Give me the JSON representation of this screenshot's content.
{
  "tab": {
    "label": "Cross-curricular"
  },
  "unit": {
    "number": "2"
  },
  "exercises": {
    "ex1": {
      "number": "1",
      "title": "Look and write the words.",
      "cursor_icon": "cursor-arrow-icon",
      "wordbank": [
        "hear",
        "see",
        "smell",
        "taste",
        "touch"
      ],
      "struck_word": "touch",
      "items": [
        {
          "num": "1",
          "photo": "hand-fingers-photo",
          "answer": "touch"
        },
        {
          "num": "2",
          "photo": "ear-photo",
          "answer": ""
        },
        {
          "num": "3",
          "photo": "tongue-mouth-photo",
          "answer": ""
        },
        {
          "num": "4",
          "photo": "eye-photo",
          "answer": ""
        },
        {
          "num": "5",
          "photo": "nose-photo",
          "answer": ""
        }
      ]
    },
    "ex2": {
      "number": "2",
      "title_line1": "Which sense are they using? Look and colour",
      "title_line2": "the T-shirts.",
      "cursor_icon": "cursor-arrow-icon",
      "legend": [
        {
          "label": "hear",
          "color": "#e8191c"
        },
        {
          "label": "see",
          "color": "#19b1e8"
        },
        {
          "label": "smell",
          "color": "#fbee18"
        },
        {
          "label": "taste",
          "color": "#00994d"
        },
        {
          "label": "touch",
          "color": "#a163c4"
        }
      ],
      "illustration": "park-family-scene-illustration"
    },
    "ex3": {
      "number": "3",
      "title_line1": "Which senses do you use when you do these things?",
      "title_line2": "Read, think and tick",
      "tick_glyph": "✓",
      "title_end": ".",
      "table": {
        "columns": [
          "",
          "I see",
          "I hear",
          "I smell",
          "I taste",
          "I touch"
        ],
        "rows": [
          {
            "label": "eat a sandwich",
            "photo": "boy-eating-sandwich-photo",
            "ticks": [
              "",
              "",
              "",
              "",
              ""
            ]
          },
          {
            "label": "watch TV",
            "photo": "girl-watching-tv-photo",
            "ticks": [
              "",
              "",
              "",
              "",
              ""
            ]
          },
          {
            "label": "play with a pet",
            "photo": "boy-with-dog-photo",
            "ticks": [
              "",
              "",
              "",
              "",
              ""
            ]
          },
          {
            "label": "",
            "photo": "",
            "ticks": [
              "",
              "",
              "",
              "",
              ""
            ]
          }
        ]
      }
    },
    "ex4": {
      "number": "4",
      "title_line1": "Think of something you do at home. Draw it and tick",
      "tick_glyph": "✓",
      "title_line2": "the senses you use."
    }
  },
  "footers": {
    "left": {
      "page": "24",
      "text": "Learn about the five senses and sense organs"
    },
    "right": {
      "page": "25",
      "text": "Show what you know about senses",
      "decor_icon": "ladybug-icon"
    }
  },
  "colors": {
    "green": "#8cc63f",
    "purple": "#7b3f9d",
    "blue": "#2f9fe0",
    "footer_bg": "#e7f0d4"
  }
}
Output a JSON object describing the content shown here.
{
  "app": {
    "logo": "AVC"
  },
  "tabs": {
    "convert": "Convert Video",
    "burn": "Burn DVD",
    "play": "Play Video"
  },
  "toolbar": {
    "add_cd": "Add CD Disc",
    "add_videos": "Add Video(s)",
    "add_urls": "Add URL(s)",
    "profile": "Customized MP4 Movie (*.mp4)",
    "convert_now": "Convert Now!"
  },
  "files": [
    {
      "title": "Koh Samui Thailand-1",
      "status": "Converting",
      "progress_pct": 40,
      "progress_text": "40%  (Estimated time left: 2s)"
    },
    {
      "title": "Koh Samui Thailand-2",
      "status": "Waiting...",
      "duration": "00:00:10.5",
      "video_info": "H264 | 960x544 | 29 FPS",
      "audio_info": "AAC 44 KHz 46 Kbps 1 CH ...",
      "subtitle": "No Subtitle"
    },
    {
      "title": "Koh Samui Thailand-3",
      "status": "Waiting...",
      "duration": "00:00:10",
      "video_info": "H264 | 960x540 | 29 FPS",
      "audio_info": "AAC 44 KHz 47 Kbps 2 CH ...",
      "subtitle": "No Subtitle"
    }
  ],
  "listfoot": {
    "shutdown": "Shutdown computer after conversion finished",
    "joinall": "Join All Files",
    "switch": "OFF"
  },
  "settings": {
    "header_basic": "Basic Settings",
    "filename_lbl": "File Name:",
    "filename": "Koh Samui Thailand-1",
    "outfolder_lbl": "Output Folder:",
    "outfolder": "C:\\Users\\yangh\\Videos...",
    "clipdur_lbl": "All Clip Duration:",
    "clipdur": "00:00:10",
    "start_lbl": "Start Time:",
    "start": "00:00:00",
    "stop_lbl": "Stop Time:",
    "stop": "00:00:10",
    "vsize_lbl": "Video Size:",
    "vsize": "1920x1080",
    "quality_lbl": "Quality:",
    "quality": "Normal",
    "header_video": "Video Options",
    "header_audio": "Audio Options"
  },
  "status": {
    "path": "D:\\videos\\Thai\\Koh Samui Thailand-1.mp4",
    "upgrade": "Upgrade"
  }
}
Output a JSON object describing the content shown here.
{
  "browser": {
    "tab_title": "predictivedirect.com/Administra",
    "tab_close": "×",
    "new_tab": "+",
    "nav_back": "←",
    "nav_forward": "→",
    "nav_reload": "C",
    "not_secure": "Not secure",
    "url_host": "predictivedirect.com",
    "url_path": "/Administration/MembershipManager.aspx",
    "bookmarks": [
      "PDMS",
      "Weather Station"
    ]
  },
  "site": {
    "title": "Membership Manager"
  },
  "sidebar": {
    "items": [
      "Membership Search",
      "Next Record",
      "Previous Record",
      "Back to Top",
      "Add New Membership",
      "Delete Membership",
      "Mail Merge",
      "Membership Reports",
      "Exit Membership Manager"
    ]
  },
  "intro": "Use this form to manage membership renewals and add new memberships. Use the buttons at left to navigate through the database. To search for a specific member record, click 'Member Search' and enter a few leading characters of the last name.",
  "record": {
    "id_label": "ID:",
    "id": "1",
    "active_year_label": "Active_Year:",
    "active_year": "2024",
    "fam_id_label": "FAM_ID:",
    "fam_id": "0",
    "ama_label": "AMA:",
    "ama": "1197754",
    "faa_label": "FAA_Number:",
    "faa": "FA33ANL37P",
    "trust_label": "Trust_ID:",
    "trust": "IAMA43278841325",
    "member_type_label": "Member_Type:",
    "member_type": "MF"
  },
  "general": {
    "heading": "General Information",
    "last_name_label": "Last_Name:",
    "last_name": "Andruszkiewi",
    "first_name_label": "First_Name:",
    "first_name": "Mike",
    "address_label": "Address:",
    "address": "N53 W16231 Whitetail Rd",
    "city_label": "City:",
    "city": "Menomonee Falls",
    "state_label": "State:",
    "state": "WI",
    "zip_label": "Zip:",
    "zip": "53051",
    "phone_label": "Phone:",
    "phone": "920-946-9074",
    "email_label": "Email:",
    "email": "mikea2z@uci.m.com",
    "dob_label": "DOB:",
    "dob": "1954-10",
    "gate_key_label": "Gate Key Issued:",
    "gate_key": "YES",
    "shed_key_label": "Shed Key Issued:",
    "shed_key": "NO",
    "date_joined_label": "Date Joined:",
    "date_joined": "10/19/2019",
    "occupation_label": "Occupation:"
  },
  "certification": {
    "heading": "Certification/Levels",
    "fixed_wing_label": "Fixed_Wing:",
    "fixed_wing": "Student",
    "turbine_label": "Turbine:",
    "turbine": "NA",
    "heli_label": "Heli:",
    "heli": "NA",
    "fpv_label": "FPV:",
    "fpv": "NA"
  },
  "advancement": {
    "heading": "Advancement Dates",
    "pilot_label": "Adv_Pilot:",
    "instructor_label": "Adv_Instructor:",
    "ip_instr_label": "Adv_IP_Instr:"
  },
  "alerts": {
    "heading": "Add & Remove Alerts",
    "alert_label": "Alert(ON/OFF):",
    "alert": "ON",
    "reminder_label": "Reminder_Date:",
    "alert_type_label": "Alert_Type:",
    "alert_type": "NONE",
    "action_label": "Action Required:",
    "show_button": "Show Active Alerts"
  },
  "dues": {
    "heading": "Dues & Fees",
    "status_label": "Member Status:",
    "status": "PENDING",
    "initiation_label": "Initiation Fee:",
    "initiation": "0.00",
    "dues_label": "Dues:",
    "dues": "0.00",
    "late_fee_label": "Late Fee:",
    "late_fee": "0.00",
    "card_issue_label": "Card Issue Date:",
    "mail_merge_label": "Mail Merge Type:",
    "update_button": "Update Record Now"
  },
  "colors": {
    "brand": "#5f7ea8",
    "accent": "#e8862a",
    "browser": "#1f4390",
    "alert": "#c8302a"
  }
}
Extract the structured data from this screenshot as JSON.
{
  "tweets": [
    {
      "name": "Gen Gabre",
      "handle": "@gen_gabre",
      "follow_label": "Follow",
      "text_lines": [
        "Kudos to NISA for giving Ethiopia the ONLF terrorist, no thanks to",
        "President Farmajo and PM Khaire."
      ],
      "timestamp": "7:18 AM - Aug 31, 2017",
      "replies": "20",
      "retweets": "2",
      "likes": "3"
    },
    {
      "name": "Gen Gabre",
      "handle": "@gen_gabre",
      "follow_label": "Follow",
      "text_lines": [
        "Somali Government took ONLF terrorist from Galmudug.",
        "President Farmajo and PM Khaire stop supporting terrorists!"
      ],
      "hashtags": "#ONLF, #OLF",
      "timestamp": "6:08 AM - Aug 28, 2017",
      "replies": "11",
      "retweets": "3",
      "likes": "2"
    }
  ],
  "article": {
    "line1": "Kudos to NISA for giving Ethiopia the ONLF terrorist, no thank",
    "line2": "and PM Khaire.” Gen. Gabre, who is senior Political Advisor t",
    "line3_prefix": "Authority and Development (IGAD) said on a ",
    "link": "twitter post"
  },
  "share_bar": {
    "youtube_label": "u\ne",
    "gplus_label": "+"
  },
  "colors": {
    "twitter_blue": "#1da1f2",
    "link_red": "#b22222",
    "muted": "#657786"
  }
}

****************

## Set task
Every line from the one containing "Extract the structured" through the last line of the entries must be written out verbatim, and no other line.

## Exercise solution
Extract the structured data from this screenshot as JSON.
{
  "tweets": [
    {
      "name": "Gen Gabre",
      "handle": "@gen_gabre",
      "follow_label": "Follow",
      "text_lines": [
        "Kudos to NISA for giving Ethiopia the ONLF terrorist, no thanks to",
        "President Farmajo and PM Khaire."
      ],
      "timestamp": "7:18 AM - Aug 31, 2017",
      "replies": "20",
      "retweets": "2",
      "likes": "3"
    },
    {
      "name": "Gen Gabre",
      "handle": "@gen_gabre",
      "follow_label": "Follow",
      "text_lines": [
        "Somali Government took ONLF terrorist from Galmudug.",
        "President Farmajo and PM Khaire stop supporting terrorists!"
      ],
      "hashtags": "#ONLF, #OLF",
      "timestamp": "6:08 AM - Aug 28, 2017",
      "replies": "11",
      "retweets": "3",
      "likes": "2"
    }
  ],
  "article": {
    "line1": "Kudos to NISA for giving Ethiopia the ONLF terrorist, no thank",
    "line2": "and PM Khaire.” Gen. Gabre, who is senior Political Advisor t",
    "line3_prefix": "Authority and Development (IGAD) said on a ",
    "link": "twitter post"
  },
  "share_bar": {
    "youtube_label": "u\ne",
    "gplus_label": "+"
  },
  "colors": {
    "twitter_blue": "#1da1f2",
    "link_red": "#b22222",
    "muted": "#657786"
  }
}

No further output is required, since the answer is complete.